** START OF Records provided **

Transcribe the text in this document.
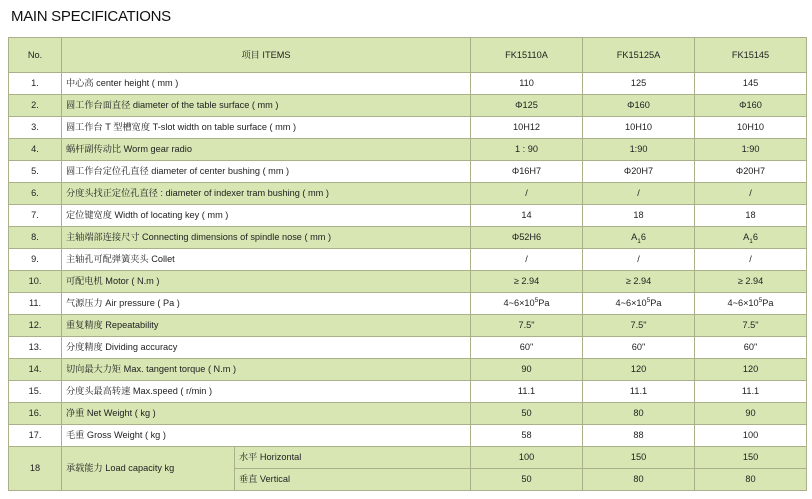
MAIN SPECIFICATIONS
No.	项目 ITEMS		FK15110A	FK15125A	FK15145
1.	中心高 center height ( mm )		110	125	145
2.	圆工作台面直径 diameter of the table surface ( mm )		Φ125	Φ160	Φ160
3.	圆工作台 T 型槽宽度 T-slot width on table surface ( mm )		10H12	10H10	10H10
4.	蜗杆副传动比 Worm gear radio		1 : 90	1:90	1:90
5.	圆工作台定位孔直径 diameter of center bushing ( mm )		Φ16H7	Φ20H7	Φ20H7
6.	分度头找正定位孔直径 : diameter of indexer tram bushing ( mm )		/	/	/
7.	定位键宽度 Width of locating key ( mm )		14	18	18
8.	主轴端部连接尺寸 Connecting dimensions of spindle nose ( mm )		Φ52H6	$A_16$	$A_16$
9.	主轴孔可配弹簧夹头 Collet		/	/	/
10.	可配电机 Motor ( N.m )		≥ 2.94	≥ 2.94	≥ 2.94
11.	气源压力 Air pressure ( Pa )		$4\sim 6\times 10^5Pa$	$4\sim 6\times 10^5Pa$	$4\sim 6\times 10^5Pa$
12.	重复精度 Repeatability		7.5"	7.5"	7.5"
13.	分度精度 Dividing accuracy		60"	60"	60"
14.	切向最大力矩 Max. tangent torque ( N.m )		90	120	120
15.	分度头最高转速 Max.speed ( r/min )		11.1	11.1	11.1
16.	净重 Net Weight ( kg )		50	80	90
17.	毛重 Gross Weight ( kg )		58	88	100
18	承载能力 Load capacity kg	水平 Horizontal	100	150	150
		垂直 Vertical	50	80	80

** END OF Records provided **

> _Exercise directions_:
Skip the pictures and print each record exactly as it stands.

> _Correct response_:
Transcribe the text in this document.
MAIN SPECIFICATIONS
No.	项目 ITEMS		FK15110A	FK15125A	FK15145
1.	中心高 center height ( mm )		110	125	145
2.	圆工作台面直径 diameter of the table surface ( mm )		Φ125	Φ160	Φ160
3.	圆工作台 T 型槽宽度 T-slot width on table surface ( mm )		10H12	10H10	10H10
4.	蜗杆副传动比 Worm gear radio		1 : 90	1:90	1:90
5.	圆工作台定位孔直径 diameter of center bushing ( mm )		Φ16H7	Φ20H7	Φ20H7
6.	分度头找正定位孔直径 : diameter of indexer tram bushing ( mm )		/	/	/
7.	定位键宽度 Width of locating key ( mm )		14	18	18
8.	主轴端部连接尺寸 Connecting dimensions of spindle nose ( mm )		Φ52H6	$A_16$	$A_16$
9.	主轴孔可配弹簧夹头 Collet		/	/	/
10.	可配电机 Motor ( N.m )		≥ 2.94	≥ 2.94	≥ 2.94
11.	气源压力 Air pressure ( Pa )		$4\sim 6\times 10^5Pa$	$4\sim 6\times 10^5Pa$	$4\sim 6\times 10^5Pa$
12.	重复精度 Repeatability		7.5"	7.5"	7.5"
13.	分度精度 Dividing accuracy		60"	60"	60"
14.	切向最大力矩 Max. tangent torque ( N.m )		90	120	120
15.	分度头最高转速 Max.speed ( r/min )		11.1	11.1	11.1
16.	净重 Net Weight ( kg )		50	80	90
17.	毛重 Gross Weight ( kg )		58	88	100
18	承载能力 Load capacity kg	水平 Horizontal	100	150	150
		垂直 Vertical	50	80	80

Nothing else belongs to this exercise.